Looking at the listing beneath, work out how many lines hold "screenshot" and report only that figure.

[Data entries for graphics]
○ ○ ○
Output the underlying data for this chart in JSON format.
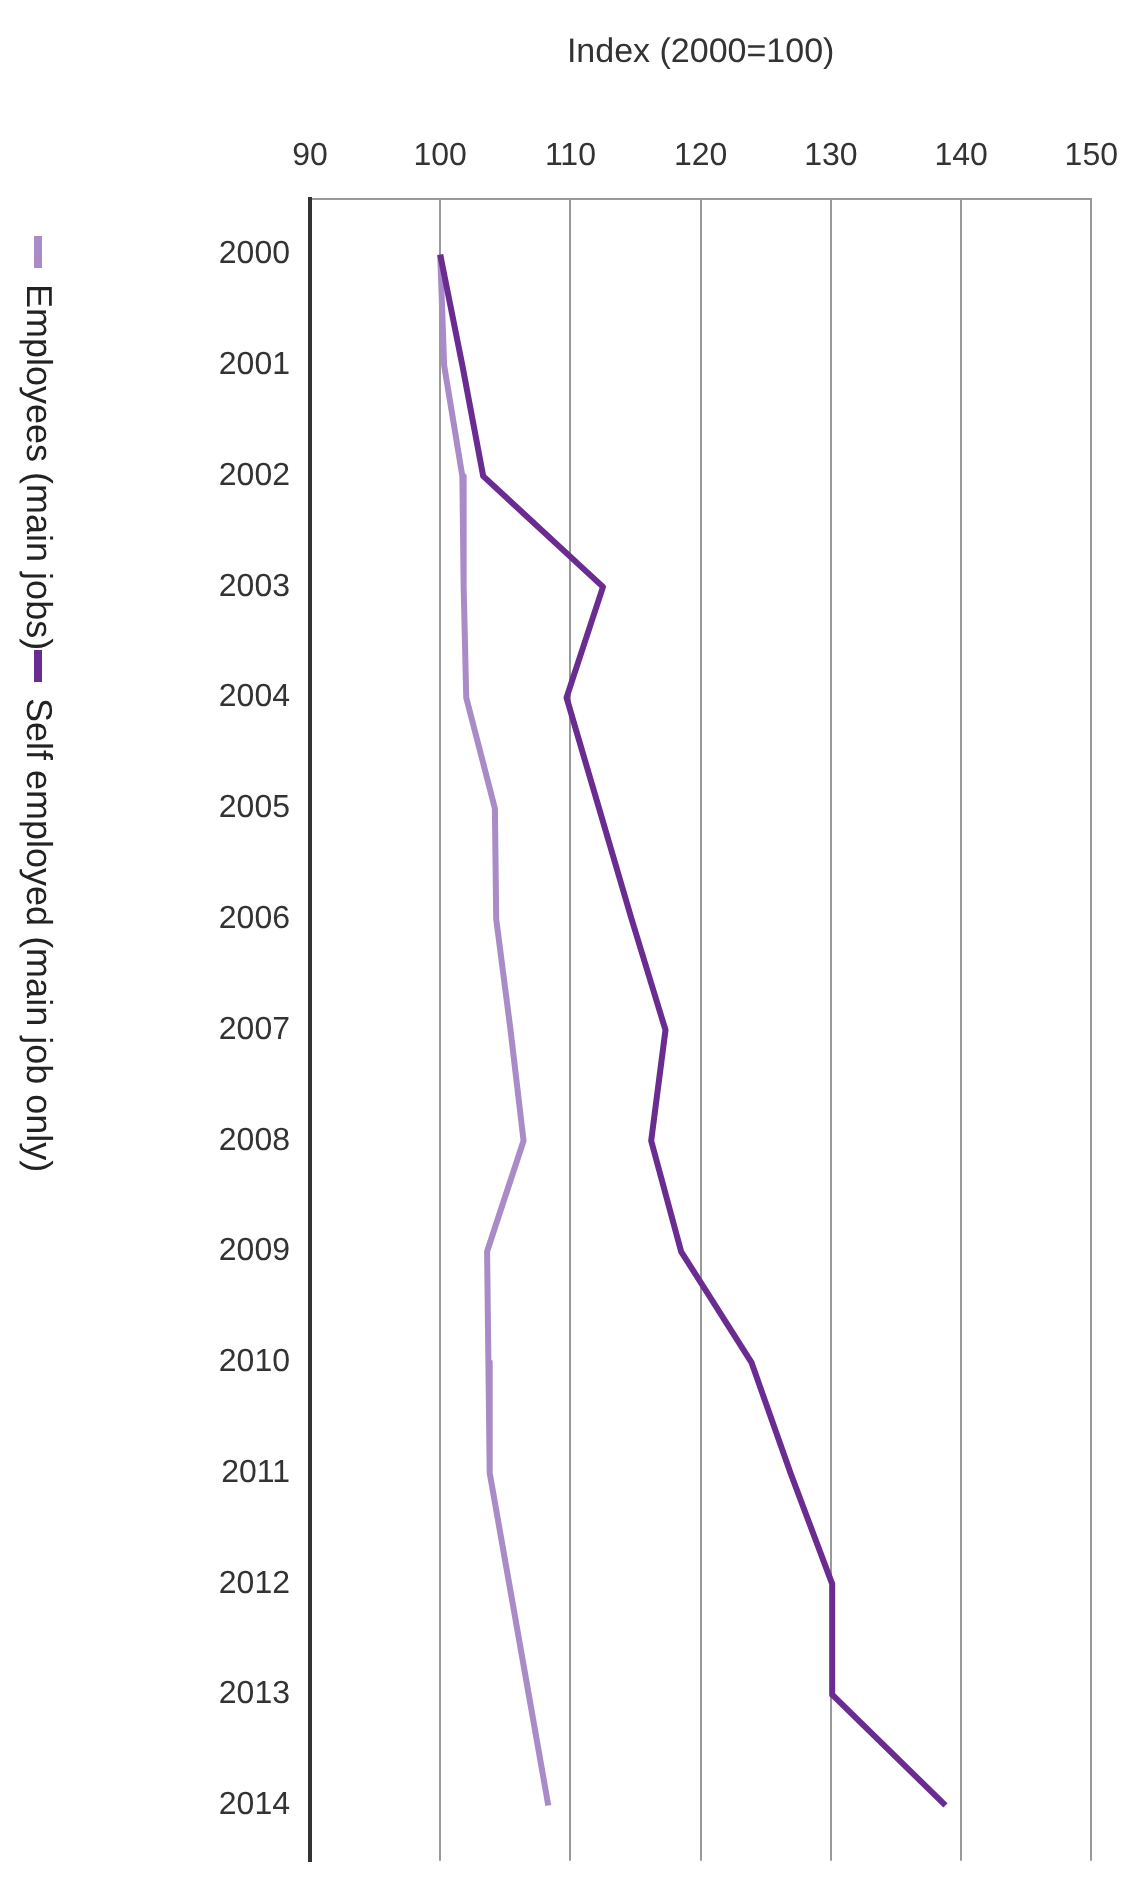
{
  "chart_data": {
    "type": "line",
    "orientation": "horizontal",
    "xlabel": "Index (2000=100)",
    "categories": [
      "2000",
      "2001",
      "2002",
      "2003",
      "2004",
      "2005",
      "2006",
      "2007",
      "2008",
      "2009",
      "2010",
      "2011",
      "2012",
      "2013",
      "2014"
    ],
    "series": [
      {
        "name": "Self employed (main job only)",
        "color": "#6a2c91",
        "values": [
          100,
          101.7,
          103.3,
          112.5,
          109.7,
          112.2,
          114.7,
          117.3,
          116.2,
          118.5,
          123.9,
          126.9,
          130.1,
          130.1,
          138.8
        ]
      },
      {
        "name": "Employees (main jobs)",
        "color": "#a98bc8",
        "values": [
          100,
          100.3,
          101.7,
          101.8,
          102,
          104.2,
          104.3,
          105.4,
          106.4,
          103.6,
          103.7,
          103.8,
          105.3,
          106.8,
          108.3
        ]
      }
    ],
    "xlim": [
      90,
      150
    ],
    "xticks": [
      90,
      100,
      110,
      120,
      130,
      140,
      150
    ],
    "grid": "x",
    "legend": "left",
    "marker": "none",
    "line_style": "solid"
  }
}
○ ○ ○
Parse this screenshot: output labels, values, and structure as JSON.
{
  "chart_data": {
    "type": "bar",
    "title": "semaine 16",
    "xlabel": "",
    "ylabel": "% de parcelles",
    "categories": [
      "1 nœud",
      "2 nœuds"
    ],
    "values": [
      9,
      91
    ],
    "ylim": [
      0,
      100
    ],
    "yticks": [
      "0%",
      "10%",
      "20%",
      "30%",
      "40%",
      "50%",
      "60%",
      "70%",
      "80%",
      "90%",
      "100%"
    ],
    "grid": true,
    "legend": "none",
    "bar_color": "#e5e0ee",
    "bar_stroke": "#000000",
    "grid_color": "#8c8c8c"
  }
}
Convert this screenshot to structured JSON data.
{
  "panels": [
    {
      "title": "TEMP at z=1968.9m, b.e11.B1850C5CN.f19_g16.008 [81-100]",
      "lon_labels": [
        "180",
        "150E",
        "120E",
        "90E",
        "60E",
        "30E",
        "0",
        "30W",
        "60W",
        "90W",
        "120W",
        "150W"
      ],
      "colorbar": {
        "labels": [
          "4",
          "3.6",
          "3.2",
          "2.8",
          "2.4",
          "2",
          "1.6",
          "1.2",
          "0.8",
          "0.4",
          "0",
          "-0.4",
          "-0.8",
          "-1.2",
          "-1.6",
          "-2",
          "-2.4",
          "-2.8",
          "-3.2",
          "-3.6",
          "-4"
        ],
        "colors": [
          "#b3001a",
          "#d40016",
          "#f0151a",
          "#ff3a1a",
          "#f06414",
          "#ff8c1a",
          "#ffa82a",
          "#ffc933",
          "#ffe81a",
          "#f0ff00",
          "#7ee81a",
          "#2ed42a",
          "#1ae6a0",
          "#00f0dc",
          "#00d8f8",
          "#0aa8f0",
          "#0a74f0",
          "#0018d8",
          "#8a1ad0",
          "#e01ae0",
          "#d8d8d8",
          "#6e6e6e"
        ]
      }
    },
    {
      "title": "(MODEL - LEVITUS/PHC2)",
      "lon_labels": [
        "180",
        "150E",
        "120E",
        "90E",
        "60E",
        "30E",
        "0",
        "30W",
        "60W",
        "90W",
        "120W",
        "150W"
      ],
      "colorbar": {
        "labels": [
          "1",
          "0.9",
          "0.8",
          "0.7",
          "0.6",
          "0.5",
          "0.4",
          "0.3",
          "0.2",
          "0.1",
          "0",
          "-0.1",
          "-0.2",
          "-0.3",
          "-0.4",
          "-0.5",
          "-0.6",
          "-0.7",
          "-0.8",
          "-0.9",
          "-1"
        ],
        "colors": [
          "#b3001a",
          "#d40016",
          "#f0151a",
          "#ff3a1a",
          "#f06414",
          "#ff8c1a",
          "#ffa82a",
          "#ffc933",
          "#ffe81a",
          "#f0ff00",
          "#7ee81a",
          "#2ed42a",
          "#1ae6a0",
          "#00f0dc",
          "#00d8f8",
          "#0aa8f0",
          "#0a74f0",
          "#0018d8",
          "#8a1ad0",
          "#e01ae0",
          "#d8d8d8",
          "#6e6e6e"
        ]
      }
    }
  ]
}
○ ○ ○
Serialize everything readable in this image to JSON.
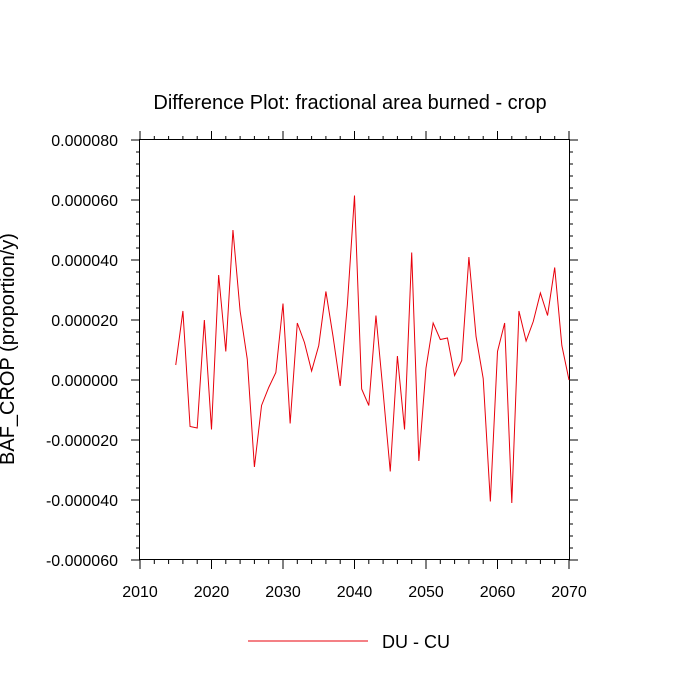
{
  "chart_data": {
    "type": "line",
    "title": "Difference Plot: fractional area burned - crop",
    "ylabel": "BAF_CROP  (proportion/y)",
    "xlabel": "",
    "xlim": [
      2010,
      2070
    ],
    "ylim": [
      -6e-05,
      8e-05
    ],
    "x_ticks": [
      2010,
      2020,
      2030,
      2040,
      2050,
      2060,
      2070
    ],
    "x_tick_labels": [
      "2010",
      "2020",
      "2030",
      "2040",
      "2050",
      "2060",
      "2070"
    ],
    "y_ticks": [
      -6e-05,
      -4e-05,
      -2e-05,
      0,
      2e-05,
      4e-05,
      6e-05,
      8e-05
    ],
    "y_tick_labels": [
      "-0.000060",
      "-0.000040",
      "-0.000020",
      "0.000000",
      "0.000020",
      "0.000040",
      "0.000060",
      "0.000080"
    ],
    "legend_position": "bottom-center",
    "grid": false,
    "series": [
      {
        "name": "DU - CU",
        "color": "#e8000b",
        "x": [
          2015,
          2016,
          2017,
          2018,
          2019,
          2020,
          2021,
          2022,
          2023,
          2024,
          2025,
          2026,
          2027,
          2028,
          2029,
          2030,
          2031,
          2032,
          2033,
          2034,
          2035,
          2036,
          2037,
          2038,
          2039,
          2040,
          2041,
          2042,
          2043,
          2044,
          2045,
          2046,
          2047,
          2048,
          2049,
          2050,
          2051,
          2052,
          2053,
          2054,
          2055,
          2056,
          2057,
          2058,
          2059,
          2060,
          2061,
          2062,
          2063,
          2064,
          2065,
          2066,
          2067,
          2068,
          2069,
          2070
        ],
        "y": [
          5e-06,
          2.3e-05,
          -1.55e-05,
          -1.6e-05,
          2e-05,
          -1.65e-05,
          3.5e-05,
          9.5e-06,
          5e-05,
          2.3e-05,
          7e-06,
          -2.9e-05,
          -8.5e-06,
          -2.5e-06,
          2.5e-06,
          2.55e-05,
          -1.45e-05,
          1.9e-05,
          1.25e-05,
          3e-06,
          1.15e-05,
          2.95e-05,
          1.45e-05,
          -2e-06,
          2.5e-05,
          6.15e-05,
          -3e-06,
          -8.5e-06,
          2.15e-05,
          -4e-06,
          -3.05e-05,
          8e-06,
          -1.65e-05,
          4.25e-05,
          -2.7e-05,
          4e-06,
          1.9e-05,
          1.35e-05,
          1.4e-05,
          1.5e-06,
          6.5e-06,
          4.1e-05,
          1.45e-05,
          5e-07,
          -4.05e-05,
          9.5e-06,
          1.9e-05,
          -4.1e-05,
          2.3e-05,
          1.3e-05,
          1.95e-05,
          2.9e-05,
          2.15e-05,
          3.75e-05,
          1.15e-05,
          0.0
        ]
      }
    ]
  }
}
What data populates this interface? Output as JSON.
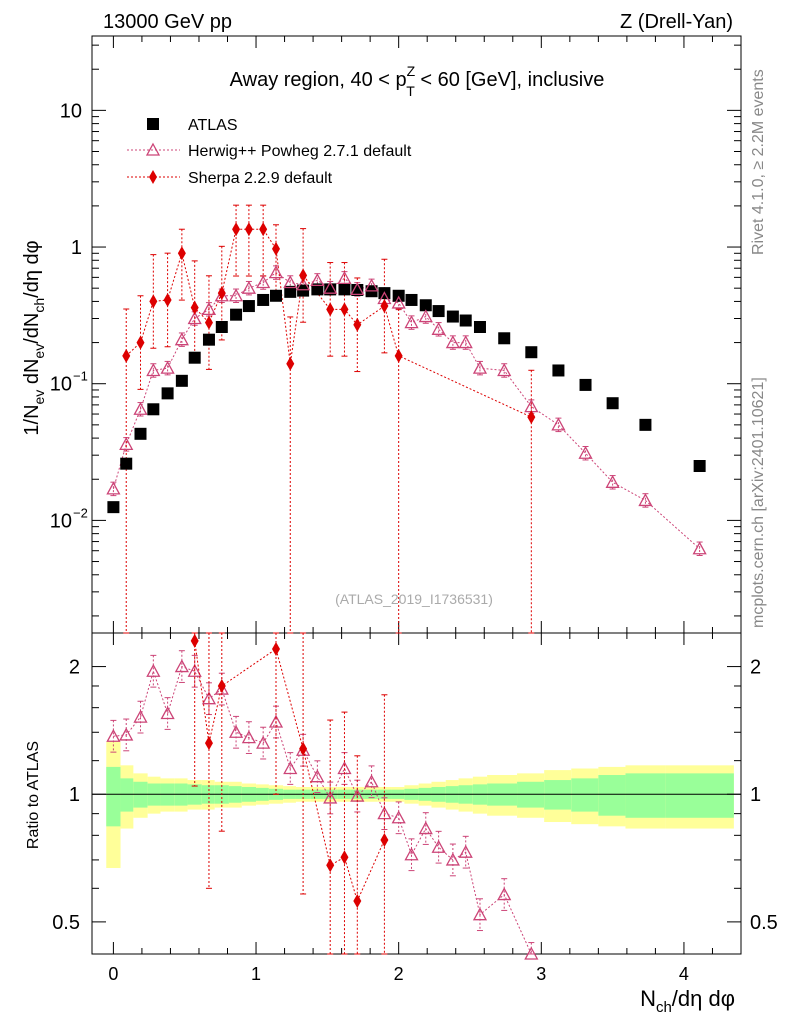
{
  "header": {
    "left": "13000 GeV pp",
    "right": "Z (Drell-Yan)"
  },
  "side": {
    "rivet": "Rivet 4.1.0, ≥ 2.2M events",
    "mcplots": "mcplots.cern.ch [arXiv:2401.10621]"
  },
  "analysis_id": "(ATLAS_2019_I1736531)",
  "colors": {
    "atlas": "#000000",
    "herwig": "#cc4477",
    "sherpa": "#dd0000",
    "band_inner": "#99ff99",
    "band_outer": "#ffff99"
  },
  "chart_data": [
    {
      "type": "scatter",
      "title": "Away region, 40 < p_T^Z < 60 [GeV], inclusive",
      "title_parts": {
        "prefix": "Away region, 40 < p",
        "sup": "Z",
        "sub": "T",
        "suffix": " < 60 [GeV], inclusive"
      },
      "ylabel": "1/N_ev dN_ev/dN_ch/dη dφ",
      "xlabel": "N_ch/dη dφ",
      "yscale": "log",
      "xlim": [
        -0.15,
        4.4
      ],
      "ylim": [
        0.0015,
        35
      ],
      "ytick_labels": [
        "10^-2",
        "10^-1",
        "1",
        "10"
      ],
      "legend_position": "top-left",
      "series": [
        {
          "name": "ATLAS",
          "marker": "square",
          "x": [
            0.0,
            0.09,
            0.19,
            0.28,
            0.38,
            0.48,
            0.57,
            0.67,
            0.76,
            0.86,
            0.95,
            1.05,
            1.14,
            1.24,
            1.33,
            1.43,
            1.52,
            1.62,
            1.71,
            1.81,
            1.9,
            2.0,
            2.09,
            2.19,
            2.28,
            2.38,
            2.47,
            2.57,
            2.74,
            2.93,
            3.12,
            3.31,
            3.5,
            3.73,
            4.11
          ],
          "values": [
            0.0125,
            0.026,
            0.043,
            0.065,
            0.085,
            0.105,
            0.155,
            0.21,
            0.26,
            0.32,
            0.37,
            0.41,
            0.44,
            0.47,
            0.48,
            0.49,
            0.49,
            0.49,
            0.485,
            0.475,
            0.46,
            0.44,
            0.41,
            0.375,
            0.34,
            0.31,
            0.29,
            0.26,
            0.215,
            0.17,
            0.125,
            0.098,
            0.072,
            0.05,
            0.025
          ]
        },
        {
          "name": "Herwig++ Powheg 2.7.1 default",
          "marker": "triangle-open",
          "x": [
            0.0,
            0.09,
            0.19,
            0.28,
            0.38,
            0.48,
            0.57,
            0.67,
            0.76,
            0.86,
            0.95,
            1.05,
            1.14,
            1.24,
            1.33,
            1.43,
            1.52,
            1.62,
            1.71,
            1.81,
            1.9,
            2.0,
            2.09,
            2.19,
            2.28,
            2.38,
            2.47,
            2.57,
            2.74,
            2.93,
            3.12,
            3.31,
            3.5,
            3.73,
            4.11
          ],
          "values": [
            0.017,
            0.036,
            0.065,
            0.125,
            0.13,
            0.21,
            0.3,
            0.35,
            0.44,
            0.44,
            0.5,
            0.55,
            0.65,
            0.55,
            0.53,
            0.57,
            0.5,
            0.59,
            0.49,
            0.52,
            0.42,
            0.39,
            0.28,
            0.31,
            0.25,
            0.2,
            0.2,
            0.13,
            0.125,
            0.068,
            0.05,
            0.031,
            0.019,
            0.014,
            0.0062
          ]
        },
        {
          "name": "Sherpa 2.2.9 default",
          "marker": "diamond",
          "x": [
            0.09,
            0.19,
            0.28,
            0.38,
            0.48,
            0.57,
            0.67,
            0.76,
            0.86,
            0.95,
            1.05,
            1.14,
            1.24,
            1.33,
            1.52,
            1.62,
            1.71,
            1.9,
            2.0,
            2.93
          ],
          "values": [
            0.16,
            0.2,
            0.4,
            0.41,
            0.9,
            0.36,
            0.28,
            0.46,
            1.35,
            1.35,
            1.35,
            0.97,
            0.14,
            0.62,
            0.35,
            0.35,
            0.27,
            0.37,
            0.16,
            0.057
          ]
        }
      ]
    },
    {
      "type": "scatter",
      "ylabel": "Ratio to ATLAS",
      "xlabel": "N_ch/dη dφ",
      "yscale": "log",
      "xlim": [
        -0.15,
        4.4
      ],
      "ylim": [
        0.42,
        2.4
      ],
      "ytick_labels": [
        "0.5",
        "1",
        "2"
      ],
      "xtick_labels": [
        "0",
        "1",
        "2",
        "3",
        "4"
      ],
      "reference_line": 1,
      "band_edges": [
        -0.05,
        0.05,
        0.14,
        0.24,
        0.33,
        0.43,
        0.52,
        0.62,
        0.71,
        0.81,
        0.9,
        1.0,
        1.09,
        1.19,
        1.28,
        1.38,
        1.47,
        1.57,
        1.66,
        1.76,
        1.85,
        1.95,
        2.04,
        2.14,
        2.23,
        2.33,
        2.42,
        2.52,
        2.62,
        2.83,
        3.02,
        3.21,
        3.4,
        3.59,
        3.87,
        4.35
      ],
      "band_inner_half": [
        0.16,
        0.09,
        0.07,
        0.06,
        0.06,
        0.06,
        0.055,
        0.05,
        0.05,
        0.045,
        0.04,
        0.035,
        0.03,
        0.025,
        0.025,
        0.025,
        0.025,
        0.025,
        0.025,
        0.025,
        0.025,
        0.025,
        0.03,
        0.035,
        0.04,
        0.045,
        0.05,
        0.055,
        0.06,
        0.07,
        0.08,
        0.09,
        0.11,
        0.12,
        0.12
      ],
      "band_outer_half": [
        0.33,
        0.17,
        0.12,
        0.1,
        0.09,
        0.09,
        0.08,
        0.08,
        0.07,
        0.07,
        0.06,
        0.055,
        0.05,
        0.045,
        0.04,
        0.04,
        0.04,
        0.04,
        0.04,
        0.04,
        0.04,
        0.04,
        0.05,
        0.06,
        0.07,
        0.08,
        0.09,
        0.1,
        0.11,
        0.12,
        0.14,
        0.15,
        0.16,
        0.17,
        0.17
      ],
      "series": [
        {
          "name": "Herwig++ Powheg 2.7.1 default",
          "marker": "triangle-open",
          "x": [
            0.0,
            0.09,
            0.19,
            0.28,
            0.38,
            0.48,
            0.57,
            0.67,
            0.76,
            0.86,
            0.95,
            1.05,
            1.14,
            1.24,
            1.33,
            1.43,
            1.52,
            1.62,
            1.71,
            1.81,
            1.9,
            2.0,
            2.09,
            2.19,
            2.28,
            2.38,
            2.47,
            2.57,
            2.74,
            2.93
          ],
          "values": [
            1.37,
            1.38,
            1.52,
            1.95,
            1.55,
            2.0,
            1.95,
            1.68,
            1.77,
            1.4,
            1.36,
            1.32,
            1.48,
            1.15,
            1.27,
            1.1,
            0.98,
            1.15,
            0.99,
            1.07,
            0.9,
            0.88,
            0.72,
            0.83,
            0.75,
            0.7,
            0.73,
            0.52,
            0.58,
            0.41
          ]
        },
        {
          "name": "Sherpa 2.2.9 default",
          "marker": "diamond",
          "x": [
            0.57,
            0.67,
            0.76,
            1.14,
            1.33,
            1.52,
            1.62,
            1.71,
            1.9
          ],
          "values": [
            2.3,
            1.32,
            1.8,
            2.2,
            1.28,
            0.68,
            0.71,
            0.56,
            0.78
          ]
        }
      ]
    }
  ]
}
○ ○ ○
PROBLEM SOLUTION:
2